* Begin *

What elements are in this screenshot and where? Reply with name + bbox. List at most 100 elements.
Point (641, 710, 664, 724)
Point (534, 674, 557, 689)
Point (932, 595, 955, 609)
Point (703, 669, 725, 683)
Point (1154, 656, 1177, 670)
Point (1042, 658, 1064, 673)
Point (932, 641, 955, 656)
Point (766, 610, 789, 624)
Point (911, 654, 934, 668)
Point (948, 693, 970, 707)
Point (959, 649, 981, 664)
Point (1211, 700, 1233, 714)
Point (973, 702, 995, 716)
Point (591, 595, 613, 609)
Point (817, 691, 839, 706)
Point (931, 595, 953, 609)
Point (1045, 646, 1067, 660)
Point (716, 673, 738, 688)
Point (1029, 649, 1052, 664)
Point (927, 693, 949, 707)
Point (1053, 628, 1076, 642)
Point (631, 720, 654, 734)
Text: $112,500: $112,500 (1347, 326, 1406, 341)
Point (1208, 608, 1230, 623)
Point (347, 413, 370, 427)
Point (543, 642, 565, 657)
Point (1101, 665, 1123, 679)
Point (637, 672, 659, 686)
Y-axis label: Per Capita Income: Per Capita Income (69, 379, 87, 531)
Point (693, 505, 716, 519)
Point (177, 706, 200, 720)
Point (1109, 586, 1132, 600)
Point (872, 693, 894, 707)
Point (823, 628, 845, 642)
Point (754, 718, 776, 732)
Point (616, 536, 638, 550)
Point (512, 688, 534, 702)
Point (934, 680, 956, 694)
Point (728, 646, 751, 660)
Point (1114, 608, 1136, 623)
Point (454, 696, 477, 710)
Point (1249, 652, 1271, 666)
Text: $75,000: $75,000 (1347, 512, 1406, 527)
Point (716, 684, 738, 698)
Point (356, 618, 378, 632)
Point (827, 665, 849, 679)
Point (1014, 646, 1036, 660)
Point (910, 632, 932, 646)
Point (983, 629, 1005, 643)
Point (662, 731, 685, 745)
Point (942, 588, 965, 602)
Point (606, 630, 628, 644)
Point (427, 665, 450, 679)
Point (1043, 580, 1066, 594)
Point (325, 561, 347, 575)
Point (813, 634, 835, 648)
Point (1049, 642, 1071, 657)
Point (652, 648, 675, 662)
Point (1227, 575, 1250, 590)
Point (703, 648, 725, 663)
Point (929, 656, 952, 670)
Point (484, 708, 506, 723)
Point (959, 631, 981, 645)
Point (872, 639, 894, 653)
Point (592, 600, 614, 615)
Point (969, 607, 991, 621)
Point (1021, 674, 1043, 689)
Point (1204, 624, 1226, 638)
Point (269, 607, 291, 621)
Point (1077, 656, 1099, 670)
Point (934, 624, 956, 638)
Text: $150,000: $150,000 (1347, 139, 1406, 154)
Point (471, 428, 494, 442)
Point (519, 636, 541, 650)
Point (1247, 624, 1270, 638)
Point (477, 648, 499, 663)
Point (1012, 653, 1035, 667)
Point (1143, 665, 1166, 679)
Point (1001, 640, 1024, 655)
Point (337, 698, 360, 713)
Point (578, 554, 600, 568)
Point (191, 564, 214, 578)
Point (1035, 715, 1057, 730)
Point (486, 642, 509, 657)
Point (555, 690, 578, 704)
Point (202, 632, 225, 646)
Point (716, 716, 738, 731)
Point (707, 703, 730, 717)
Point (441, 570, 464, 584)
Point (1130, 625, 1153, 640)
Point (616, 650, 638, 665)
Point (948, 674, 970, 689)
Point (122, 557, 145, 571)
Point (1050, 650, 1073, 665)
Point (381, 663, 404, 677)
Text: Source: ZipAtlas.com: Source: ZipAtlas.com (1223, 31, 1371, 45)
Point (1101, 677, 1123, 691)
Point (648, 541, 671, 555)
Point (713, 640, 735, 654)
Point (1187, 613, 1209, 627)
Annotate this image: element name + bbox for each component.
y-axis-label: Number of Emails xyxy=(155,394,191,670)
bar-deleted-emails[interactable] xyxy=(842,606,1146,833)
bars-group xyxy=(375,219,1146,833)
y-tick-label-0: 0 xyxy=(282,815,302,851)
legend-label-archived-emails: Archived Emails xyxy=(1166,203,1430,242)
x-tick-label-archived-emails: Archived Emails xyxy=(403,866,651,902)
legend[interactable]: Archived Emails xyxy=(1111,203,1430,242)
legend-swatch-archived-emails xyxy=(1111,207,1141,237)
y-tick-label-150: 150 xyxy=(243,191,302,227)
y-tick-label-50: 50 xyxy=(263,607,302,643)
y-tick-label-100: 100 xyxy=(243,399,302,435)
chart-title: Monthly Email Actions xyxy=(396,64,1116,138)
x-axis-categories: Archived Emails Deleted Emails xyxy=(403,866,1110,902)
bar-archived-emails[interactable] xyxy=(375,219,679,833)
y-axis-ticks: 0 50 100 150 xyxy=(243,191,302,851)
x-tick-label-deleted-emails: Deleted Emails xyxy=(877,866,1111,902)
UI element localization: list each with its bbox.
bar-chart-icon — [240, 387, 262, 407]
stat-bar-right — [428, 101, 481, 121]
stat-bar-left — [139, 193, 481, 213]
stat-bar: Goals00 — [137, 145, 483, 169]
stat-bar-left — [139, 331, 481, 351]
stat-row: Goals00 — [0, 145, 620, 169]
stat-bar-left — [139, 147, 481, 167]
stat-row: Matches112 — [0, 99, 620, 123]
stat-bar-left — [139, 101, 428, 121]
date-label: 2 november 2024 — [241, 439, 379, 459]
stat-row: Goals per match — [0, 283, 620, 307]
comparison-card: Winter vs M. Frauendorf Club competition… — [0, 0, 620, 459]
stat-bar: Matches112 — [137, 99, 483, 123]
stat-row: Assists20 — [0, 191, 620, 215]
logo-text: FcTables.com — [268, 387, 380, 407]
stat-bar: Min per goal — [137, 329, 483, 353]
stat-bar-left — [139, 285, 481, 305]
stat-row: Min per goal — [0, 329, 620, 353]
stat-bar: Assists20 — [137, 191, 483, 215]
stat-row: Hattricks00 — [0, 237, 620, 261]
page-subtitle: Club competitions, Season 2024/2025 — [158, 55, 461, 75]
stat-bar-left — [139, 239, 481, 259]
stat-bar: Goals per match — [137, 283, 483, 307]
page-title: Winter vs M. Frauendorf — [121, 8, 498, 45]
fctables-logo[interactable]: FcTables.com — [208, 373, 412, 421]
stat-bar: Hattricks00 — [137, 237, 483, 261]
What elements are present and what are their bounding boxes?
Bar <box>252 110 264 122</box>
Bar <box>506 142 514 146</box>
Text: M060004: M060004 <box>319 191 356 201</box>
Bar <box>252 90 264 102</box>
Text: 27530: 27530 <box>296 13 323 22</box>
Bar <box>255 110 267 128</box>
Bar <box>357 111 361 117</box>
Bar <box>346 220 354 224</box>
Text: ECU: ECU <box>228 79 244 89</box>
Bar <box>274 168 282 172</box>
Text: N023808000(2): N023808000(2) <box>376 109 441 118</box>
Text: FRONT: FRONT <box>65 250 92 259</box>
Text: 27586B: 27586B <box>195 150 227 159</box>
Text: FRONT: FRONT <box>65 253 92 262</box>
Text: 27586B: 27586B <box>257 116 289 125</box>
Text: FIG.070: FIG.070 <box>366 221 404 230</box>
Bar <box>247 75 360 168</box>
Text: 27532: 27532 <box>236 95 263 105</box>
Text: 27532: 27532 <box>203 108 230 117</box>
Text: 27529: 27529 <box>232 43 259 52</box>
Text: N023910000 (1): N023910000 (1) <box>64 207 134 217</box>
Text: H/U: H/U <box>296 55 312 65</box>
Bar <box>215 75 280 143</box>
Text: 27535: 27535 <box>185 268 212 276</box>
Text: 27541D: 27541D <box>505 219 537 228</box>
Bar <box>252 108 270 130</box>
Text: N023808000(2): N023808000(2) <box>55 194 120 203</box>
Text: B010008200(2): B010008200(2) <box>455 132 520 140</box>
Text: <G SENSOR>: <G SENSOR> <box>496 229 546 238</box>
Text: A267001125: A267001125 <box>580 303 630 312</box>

* End *

**The task**.
Can you reproduce the rows word for word, starting with the first row and going on through the line containing "Point (911, 654, 934, 668)", with both ends included?

**Solution to this problem**.
What elements are in this screenshot and where? Reply with name + bbox. List at most 100 elements.
Point (641, 710, 664, 724)
Point (534, 674, 557, 689)
Point (932, 595, 955, 609)
Point (703, 669, 725, 683)
Point (1154, 656, 1177, 670)
Point (1042, 658, 1064, 673)
Point (932, 641, 955, 656)
Point (766, 610, 789, 624)
Point (911, 654, 934, 668)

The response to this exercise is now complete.